Check every line of the data below for the string "como", and copy the ones that hold it.

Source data
....
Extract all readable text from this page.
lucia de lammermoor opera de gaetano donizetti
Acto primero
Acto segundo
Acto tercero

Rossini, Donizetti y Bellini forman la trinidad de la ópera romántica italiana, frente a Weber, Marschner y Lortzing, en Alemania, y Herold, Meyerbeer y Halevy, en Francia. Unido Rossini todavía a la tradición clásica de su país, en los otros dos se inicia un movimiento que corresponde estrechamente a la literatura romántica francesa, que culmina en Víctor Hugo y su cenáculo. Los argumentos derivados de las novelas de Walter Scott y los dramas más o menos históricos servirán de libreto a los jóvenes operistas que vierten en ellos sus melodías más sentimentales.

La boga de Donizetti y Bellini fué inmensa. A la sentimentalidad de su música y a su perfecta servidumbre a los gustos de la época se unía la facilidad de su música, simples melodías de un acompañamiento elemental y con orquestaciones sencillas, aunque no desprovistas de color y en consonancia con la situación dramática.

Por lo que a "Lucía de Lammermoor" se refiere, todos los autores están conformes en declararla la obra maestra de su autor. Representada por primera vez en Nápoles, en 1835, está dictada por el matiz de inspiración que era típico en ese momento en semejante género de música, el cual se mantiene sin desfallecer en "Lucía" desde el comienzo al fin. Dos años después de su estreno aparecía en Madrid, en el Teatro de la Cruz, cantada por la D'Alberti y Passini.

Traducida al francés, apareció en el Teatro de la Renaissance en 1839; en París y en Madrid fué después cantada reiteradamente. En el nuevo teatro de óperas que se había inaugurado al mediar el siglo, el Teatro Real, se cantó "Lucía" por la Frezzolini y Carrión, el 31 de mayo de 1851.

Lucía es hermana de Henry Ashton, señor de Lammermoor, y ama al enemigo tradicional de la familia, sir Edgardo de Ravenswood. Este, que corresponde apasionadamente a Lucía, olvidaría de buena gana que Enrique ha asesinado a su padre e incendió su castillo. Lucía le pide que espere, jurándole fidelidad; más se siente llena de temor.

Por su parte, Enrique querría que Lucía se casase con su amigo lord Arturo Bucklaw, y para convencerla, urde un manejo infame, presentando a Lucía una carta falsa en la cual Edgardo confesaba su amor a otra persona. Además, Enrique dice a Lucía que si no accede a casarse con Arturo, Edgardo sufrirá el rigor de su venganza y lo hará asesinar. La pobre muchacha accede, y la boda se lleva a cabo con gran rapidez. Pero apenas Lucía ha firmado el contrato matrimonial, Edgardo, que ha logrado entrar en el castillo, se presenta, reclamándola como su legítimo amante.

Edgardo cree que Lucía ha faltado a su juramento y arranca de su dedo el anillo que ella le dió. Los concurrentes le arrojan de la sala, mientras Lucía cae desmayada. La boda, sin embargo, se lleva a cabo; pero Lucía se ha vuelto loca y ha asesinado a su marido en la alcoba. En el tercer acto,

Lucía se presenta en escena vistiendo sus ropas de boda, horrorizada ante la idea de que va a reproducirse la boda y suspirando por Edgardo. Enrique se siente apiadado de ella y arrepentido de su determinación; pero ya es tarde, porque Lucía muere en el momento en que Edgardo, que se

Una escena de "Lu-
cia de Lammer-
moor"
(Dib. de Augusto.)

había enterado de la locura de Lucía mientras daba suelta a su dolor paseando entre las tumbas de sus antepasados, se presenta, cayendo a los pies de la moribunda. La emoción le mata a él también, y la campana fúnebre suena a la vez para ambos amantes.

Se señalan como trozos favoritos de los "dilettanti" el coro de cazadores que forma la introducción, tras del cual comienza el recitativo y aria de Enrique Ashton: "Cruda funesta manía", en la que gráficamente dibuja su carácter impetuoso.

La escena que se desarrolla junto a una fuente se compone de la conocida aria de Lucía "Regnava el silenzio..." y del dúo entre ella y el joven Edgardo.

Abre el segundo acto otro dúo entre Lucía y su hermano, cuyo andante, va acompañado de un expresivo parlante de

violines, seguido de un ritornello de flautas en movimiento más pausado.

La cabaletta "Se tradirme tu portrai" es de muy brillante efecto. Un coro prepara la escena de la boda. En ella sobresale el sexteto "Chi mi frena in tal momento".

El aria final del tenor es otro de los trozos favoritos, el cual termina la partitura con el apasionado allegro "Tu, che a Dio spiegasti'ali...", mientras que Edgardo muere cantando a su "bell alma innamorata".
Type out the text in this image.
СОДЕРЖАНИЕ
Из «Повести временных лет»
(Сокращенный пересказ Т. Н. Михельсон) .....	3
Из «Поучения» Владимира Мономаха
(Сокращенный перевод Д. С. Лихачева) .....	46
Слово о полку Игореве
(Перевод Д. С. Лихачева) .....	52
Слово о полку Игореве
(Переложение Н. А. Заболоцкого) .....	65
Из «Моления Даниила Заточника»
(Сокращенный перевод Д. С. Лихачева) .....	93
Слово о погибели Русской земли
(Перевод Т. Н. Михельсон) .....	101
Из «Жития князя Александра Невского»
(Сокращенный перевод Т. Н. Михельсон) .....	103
....
**Output below:**
Por su parte, Enrique querría que Lucía se casase con su amigo lord Arturo Bucklaw, y para convencerla, urde un manejo infame, presentando a Lucía una carta falsa en la cual Edgardo confesaba su amor a otra persona. Además, Enrique dice a Lucía que si no accede a casarse con Arturo, Edgardo sufrirá el rigor de su venganza y lo hará asesinar. La pobre muchacha accede, y la boda se lleva a cabo con gran rapidez. Pero apenas Lucía ha firmado el contrato matrimonial, Edgardo, que ha logrado entrar en el castillo, se presenta, reclamándola como su legítimo amante.
Se señalan como trozos favoritos de los "dilettanti" el coro de cazadores que forma la introducción, tras del cual comienza el recitativo y aria de Enrique Ashton: "Cruda funesta manía", en la que gráficamente dibuja su carácter impetuoso.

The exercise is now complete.